> **Exercise brief**:
Search the records below for the word "navigation" and show every line where it occurs.
━━━━━ Data records ━━━━━
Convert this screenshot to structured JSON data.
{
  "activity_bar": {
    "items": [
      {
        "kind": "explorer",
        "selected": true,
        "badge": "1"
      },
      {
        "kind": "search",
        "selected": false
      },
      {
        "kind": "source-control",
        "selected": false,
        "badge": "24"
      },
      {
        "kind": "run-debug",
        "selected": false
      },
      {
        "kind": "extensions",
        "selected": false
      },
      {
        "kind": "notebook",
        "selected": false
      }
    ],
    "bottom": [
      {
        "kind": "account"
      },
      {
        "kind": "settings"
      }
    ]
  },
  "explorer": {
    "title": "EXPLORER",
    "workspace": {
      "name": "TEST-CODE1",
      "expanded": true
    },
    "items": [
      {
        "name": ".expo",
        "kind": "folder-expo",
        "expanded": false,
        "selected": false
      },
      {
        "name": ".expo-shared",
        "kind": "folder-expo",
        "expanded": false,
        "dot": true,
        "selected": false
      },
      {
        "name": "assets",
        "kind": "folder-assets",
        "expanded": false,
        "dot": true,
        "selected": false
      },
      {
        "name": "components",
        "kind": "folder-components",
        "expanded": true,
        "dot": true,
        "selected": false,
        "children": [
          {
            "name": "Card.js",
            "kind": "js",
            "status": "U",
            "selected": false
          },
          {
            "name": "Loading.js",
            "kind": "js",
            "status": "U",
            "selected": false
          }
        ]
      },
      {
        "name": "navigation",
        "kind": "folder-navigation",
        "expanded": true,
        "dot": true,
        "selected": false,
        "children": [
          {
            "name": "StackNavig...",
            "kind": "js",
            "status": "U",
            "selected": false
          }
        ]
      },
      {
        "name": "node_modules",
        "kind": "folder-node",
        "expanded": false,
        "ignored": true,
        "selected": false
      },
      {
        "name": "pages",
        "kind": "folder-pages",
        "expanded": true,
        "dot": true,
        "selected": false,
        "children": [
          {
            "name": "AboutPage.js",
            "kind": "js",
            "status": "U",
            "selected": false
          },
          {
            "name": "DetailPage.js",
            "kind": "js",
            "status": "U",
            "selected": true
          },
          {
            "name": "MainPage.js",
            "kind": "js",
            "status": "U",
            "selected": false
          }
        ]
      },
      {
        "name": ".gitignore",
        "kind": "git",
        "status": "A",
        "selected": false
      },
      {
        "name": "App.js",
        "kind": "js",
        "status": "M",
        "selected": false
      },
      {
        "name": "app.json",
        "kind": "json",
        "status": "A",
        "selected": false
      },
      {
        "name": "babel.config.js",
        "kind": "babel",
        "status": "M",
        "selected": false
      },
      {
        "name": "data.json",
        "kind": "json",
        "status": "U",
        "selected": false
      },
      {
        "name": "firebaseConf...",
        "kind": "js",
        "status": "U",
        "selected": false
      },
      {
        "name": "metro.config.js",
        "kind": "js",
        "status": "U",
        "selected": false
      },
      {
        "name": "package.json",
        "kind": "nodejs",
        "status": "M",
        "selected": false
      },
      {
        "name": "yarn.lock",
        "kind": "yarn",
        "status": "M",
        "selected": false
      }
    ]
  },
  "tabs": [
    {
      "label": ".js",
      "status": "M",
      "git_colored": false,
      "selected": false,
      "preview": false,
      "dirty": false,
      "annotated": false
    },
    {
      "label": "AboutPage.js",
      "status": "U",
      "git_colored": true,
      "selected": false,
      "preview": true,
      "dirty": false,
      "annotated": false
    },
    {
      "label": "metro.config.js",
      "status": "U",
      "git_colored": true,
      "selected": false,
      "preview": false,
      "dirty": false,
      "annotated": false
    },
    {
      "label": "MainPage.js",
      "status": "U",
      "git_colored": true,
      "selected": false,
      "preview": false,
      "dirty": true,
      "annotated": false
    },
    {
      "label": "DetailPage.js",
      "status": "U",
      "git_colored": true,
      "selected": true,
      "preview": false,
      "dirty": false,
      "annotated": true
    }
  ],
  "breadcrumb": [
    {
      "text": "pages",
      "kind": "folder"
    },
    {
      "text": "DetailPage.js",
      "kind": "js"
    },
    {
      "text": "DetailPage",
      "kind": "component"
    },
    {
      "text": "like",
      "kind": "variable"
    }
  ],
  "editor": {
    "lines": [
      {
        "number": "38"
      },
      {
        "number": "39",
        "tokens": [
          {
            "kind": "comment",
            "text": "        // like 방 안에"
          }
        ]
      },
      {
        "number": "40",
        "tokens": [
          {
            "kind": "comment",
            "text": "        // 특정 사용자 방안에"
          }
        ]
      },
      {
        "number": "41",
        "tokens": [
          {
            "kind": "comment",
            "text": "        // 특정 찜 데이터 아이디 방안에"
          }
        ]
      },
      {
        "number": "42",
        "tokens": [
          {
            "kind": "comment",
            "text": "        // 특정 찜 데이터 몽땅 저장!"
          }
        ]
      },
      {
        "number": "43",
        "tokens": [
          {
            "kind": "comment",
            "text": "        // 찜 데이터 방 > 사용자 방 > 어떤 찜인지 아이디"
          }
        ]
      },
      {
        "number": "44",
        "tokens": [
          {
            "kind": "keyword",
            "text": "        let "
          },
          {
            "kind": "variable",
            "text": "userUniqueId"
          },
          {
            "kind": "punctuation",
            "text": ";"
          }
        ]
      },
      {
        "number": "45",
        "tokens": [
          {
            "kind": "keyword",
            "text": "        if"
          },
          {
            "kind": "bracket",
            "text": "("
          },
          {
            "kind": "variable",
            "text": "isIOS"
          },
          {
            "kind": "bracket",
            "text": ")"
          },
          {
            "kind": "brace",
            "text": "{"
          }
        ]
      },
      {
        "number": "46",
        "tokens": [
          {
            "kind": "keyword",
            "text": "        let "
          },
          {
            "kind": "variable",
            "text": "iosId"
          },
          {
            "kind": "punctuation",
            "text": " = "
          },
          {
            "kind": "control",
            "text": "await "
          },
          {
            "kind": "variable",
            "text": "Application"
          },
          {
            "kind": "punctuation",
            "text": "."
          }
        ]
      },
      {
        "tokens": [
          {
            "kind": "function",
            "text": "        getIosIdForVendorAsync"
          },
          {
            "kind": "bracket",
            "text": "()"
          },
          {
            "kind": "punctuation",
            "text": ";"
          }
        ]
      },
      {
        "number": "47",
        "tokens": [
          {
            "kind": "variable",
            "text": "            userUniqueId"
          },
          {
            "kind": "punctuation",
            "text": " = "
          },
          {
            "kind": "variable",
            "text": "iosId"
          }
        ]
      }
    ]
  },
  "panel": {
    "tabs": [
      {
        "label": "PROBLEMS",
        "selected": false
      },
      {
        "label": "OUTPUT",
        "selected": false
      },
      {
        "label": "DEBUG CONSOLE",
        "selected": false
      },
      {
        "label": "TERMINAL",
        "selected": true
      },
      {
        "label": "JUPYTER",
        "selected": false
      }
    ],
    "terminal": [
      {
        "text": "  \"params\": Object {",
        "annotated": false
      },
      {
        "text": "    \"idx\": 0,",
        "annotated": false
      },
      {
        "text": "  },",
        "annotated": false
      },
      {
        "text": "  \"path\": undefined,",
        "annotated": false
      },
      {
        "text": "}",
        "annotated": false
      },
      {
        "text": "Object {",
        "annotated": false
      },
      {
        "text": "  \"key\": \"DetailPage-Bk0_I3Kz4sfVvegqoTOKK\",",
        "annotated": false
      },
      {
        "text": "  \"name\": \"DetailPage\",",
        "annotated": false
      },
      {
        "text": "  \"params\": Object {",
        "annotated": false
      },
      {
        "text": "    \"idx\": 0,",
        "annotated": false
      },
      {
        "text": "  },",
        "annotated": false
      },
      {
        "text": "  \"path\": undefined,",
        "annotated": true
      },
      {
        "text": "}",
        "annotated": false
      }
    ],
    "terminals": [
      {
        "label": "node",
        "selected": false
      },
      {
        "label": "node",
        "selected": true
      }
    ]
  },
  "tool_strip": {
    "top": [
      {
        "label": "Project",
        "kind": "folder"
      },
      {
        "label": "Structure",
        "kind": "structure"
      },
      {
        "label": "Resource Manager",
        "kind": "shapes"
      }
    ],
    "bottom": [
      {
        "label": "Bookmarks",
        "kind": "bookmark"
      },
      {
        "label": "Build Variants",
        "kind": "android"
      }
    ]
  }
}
━━━━━
> **Expected answer**:
        "name": "navigation",
        "kind": "folder-navigation",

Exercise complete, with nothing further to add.